PAGE TEXT start
Dispatch on content from file

This is a really open-ended question but I hope to get some wisdom from those that found a solution that you’re content with.

I need to process data in very distinct and different ways dependent on the content of some defining data. So it’s read a special file in a folder, and dependent on the content of that file, process the rest of that folder in a specific way.

What I want to know is if you found some way to do this kind of work, a way you like. I can imagine stuff that heavily uses DataFrames, NamedTuples, Singleton types, etc. but would like to hear about your solution if you have one.

Thanks in advance!

Seems like a perfect job for a good ol’ if-elseif-end construct;

function process(dir) 
    content =... # read the info in the file you need
    if content == "hello"
        process_hello(dir)
    elseif content == "world"
        process_world(dir)
    elseif... 
    end
end
1 Like

I hear you, but it grieves me to do that when I could use multiple dispatch instead… :grimacing:

Would ConfParser.jl work for you?

Many of us have been grappling with the type stability of IO for years. As far as I know, the best attempt at handling this in a generic way is DataStreams.jl, though, this is implemented specifically for tabular data. In general I would say the best practice is to make sure the result of your IO gets passed into another function quickly, rather than wallowing in a function that doesn’t know what it is. Here’s a rather silly but illustrative example of the pattern that’s needed:

using Serialization

metadata_buff = IOBuffer()
serialize(metadata_buff, Float32)
serialize(metadata_buff, Float64)
seekstart(metadata_buff)

data_buff = IOBuffer()
write(data_buff, Float32(2.0))
write(data_buff, 3.0)
seekstart(data_buff)
PAGE TEXT end
INFORMATION GIVEN start
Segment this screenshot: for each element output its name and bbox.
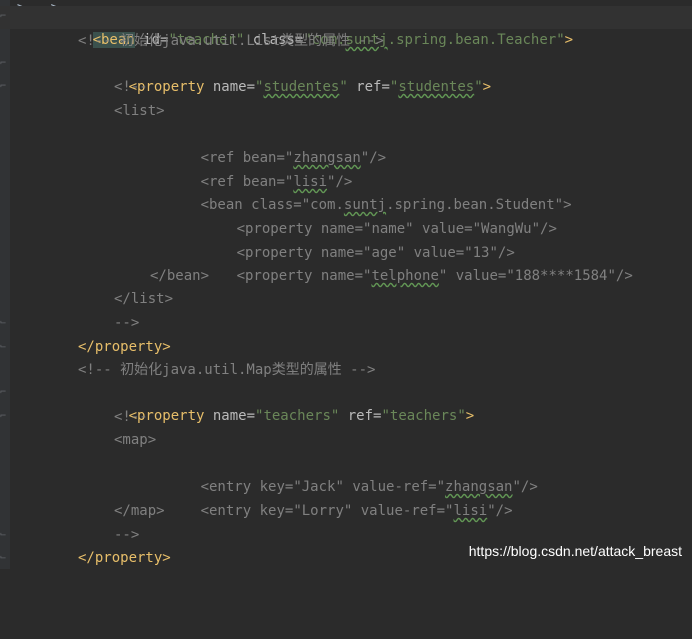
code-line[interactable]: </bean> bbox=[0, 265, 692, 288]
code-comment: <map> bbox=[114, 432, 157, 448]
code-line[interactable]: <ref bean="lisi"/> bbox=[0, 148, 692, 190]
fold-end-icon[interactable]: ⌙ bbox=[0, 530, 8, 540]
code-line[interactable]: <!-- 初始化java.util.List类型的属性 --> bbox=[0, 30, 692, 53]
code-line[interactable]: <bean class="com.suntj.spring.bean.Stude… bbox=[0, 171, 692, 213]
code-comment: --> bbox=[114, 315, 140, 331]
code-comment: --> bbox=[114, 527, 140, 543]
code-line[interactable]: <ref bean="zhangsan"/> bbox=[0, 124, 692, 166]
fold-marker-icon[interactable]: ⌐ bbox=[0, 82, 8, 92]
property-close-tag: </property> bbox=[78, 550, 171, 566]
code-comment: </map> bbox=[114, 503, 165, 519]
watermark-url: https://blog.csdn.net/attack_breast bbox=[468, 543, 682, 559]
code-line[interactable]: </list> bbox=[0, 288, 692, 311]
code-line[interactable]: <entry key="Lorry" value-ref="lisi"/> bbox=[0, 477, 692, 519]
code-editor[interactable]: ⌐ <bean id="teacher" class="com.suntj.sp… bbox=[0, 0, 692, 569]
fold-marker-icon[interactable]: ⌐ bbox=[0, 412, 8, 422]
code-line[interactable]: ⌐ <!-- bbox=[0, 76, 692, 99]
code-line[interactable]: <property name="telphone" value="188****… bbox=[0, 242, 692, 284]
code-comment: <!-- 初始化java.util.List类型的属性 --> bbox=[78, 33, 384, 49]
fold-end-icon[interactable]: ⌙ bbox=[0, 318, 8, 328]
fold-end-icon[interactable]: ⌙ bbox=[0, 553, 8, 563]
fold-end-icon[interactable]: ⌙ bbox=[0, 342, 8, 352]
code-line[interactable]: ⌙ --> bbox=[0, 312, 692, 335]
code-line[interactable]: ⌐ <property name="studentes" ref="studen… bbox=[0, 53, 692, 96]
code-line[interactable]: <property name="age" value="13"/> bbox=[0, 219, 692, 261]
code-comment: <!-- bbox=[114, 79, 148, 95]
code-line[interactable]: ⌐ <bean id="teacher" class="com.suntj.sp… bbox=[0, 6, 692, 48]
code-line[interactable]: ⌐ <property name="teachers" ref="teacher… bbox=[0, 382, 692, 425]
code-comment: <list> bbox=[114, 103, 165, 119]
code-line[interactable]: ⌙ </property> bbox=[0, 336, 692, 359]
code-line[interactable]: <map> bbox=[0, 429, 692, 452]
code-comment: </bean> bbox=[150, 268, 210, 284]
property-close-tag: </property> bbox=[78, 339, 171, 355]
fold-marker-icon[interactable]: ⌐ bbox=[0, 388, 8, 398]
code-line[interactable]: <!-- 初始化java.util.Map类型的属性 --> bbox=[0, 359, 692, 382]
fold-marker-icon[interactable]: ⌐ bbox=[0, 12, 8, 22]
code-line[interactable]: </map> bbox=[0, 500, 692, 523]
code-comment: <!-- 初始化java.util.Map类型的属性 --> bbox=[78, 362, 376, 378]
code-line[interactable]: ⌐ <!-- bbox=[0, 406, 692, 429]
fold-marker-icon[interactable]: ⌐ bbox=[0, 59, 8, 69]
code-comment: </list> bbox=[114, 291, 174, 307]
code-line[interactable]: <entry key="Jack" value-ref="zhangsan"/> bbox=[0, 453, 692, 495]
code-comment: <!-- bbox=[114, 409, 148, 425]
code-line[interactable]: <list> bbox=[0, 100, 692, 123]
code-line[interactable]: <property name="name" value="WangWu"/> bbox=[0, 195, 692, 237]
INFORMATION GIVEN end
[LIST OF TASKS]:
A. Can you rewrite the forum thread from "Would ConfParser.jl work" to "seekstart(metadata_buff)", changing "metadata_buff" to "header_buff"?
B. According to the forum thread, which package is the best known attempt at handling the type stability of IO in a generic way?
The records were taken from a different source than the forum thread.

[ANSWERS FOR THIS EXERCISE]:
A.
Would ConfParser.jl work for you?

Many of us have been grappling with the type stability of IO for years. As far as I know, the best attempt at handling this in a generic way is DataStreams.jl, though, this is implemented specifically for tabular data. In general I would say the best practice is to make sure the result of your IO gets passed into another function quickly, rather than wallowing in a function that doesn’t know what it is. Here’s a rather silly but illustrative example of the pattern that’s needed:

using Serialization

header_buff = IOBuffer()
serialize(header_buff, Float32)
serialize(header_buff, Float64)
seekstart(header_buff)

B. DataStreams.jl